#### The task:
Work out how many lines hold the string "glyph". Give that number and nothing more.

#### Record set:

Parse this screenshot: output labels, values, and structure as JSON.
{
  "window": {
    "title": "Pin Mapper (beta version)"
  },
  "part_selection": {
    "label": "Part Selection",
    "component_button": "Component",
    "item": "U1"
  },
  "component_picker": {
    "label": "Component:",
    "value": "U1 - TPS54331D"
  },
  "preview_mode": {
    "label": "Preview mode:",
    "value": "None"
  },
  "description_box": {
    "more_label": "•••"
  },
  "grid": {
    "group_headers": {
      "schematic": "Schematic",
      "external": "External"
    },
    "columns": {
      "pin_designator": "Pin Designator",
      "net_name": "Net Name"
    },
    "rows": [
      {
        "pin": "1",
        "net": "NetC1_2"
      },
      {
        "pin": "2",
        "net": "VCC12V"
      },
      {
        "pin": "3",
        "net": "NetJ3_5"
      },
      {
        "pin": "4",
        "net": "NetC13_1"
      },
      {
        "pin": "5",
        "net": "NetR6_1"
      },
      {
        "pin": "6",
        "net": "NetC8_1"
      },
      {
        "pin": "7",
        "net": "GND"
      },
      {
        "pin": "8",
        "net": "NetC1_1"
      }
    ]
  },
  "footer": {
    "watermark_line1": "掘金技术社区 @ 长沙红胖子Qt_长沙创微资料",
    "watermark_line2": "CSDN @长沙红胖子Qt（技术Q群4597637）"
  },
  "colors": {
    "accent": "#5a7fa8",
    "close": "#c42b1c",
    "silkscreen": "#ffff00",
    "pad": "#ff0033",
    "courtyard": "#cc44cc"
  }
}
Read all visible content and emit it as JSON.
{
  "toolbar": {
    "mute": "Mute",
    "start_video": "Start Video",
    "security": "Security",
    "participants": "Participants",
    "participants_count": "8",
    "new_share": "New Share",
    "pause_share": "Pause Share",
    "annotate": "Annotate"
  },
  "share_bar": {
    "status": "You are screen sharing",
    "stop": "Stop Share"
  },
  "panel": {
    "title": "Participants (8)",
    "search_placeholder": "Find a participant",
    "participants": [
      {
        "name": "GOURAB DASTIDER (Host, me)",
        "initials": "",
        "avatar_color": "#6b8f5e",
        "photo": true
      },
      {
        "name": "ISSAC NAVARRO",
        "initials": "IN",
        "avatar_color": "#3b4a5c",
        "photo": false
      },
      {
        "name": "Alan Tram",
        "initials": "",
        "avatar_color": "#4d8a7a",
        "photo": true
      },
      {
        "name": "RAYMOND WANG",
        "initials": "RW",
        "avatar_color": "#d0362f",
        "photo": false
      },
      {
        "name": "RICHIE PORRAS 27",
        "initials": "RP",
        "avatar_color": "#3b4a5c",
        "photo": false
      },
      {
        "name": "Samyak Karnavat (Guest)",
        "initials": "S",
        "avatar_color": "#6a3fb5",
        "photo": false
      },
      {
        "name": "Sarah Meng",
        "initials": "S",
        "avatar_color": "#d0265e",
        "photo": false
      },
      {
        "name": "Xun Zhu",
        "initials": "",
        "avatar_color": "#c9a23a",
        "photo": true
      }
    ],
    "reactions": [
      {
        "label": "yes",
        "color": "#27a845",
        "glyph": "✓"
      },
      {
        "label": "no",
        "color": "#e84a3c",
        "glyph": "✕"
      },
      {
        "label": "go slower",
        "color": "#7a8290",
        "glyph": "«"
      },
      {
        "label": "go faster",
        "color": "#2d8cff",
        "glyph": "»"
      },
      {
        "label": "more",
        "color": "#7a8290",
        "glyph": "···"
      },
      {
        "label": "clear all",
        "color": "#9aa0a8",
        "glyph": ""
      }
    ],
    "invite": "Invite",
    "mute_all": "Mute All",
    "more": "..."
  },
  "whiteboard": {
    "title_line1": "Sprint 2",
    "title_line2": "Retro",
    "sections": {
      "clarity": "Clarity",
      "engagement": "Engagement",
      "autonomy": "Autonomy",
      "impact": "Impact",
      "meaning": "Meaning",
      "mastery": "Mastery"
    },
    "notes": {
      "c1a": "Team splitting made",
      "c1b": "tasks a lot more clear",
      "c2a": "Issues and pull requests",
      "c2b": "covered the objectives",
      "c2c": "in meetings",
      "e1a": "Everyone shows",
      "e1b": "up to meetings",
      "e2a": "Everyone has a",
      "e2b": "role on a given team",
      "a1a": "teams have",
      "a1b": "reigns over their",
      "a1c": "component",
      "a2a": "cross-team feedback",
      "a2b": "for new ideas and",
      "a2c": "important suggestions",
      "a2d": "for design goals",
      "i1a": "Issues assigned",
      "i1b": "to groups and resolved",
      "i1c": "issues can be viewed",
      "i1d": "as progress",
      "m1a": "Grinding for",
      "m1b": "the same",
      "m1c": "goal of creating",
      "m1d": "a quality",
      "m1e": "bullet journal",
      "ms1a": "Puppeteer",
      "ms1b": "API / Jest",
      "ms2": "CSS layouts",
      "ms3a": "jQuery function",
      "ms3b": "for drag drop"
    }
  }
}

#### Exercise response:
6